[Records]
------------------------------------------------------------
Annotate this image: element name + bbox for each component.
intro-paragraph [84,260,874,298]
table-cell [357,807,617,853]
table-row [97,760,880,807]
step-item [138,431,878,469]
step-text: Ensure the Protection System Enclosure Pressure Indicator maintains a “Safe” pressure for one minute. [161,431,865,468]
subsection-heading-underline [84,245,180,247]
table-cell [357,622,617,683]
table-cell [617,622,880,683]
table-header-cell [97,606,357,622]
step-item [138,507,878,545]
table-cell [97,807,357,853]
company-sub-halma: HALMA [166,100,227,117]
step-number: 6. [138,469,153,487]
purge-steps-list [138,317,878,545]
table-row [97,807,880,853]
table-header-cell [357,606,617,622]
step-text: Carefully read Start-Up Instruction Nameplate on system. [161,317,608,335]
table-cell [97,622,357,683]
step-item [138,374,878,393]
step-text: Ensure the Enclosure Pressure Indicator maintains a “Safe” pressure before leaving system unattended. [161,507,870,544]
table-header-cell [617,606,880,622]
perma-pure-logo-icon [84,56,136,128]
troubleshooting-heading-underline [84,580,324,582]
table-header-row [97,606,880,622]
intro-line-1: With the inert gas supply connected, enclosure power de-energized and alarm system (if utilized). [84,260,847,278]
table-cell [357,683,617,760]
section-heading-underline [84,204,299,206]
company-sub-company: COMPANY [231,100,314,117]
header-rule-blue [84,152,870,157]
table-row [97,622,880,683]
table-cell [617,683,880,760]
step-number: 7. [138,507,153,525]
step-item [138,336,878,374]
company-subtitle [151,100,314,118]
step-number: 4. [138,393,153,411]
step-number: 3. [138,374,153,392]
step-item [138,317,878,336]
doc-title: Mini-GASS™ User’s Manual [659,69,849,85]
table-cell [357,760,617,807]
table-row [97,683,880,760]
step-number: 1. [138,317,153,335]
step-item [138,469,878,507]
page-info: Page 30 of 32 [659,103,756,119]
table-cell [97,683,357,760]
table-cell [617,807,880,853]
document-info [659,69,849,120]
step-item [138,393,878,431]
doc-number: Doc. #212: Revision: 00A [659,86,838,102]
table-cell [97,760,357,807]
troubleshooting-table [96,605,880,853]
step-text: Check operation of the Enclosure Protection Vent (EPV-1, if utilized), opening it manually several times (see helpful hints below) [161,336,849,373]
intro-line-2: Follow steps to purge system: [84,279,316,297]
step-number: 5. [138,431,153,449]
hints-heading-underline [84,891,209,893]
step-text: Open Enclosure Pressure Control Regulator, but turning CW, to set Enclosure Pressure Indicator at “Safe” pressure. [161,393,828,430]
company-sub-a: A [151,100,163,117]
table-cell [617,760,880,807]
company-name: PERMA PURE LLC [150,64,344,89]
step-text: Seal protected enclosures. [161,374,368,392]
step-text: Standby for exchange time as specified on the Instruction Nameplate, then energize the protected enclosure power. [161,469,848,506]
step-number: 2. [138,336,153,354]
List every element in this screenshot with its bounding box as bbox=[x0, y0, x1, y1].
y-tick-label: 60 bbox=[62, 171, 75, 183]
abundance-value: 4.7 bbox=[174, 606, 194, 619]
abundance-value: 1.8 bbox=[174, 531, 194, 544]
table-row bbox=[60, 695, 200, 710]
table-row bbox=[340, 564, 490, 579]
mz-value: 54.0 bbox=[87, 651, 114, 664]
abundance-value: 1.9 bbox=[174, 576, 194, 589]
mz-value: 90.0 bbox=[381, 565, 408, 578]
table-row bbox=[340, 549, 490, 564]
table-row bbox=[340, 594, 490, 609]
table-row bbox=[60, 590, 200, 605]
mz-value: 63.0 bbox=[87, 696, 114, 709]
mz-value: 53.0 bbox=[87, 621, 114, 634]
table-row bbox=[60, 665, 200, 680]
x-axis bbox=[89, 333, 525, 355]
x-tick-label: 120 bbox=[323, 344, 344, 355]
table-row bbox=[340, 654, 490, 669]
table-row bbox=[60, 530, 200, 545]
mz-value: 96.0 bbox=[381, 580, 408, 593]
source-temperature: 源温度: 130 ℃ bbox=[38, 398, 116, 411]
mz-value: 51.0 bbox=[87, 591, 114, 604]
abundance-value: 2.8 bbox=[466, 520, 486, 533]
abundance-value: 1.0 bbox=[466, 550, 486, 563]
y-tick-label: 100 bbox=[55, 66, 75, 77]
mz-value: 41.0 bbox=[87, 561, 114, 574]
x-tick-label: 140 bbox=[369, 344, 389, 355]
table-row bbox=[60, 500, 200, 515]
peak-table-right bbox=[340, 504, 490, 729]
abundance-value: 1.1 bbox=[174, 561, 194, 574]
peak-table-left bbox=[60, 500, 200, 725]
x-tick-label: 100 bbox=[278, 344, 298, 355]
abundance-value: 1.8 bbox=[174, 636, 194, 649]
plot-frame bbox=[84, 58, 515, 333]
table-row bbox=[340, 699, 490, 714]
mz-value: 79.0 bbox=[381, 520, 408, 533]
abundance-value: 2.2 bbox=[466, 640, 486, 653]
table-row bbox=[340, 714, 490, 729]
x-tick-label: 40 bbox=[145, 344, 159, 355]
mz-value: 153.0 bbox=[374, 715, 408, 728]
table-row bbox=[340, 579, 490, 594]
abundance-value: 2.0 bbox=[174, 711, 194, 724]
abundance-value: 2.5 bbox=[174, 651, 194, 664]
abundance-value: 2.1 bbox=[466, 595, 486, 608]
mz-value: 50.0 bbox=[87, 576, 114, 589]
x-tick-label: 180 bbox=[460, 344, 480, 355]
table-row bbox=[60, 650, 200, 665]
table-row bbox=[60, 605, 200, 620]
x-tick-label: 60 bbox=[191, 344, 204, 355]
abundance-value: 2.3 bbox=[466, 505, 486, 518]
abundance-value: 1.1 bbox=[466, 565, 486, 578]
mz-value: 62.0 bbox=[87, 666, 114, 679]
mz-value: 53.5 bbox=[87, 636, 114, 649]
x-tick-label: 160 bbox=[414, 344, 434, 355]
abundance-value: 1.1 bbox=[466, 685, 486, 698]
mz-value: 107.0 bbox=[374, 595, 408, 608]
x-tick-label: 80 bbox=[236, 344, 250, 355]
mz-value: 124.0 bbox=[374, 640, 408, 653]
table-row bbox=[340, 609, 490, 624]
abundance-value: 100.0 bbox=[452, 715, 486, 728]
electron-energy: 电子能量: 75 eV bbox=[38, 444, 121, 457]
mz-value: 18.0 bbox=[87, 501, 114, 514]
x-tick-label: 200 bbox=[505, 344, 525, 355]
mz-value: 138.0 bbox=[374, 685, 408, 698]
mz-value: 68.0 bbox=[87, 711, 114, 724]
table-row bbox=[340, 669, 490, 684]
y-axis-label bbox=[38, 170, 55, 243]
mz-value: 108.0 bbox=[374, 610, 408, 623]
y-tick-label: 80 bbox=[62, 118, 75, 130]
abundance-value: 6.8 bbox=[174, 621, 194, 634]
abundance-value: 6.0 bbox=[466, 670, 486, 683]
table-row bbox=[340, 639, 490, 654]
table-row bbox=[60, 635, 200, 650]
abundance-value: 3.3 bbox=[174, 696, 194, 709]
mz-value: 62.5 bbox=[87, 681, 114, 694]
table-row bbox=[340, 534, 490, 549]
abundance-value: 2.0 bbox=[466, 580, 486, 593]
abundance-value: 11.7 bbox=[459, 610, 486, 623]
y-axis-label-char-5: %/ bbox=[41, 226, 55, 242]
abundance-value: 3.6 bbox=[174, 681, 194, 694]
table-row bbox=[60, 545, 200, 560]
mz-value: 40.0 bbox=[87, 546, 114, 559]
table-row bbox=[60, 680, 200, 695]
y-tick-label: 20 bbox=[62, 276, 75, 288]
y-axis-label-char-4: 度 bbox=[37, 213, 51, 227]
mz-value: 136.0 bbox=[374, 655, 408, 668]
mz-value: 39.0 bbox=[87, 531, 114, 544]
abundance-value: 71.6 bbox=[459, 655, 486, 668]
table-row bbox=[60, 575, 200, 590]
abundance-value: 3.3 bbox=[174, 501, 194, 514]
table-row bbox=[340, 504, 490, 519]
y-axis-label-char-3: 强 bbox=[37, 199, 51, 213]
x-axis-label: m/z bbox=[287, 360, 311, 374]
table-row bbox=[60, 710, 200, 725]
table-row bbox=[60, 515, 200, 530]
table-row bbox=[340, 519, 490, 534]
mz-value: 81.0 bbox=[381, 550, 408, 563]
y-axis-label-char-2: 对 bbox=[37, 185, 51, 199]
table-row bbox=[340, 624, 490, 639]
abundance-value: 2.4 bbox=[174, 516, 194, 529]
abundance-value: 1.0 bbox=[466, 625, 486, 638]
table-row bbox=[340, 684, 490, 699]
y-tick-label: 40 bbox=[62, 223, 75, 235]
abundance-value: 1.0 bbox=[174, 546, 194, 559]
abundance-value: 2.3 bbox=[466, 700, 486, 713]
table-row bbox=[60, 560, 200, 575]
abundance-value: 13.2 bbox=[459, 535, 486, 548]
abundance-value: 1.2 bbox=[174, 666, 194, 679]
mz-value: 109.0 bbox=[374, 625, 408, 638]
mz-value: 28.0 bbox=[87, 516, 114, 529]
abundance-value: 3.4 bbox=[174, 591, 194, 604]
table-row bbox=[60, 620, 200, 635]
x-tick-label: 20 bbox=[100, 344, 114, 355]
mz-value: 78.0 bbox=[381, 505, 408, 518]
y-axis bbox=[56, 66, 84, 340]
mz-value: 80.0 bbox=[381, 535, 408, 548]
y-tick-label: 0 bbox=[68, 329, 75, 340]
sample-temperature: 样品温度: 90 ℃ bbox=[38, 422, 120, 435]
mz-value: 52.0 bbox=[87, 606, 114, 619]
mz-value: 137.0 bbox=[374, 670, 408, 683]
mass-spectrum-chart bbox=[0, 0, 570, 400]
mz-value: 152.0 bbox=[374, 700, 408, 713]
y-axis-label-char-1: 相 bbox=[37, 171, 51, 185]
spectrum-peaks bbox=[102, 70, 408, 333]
------------------------------------------------------------
Reproduce verbatim the lines of the Records from the first line through the line containing "step-item [138,431,878,469]", with both of those lines included.

**Complete response:**
Annotate this image: element name + bbox for each component.
intro-paragraph [84,260,874,298]
table-cell [357,807,617,853]
table-row [97,760,880,807]
step-item [138,431,878,469]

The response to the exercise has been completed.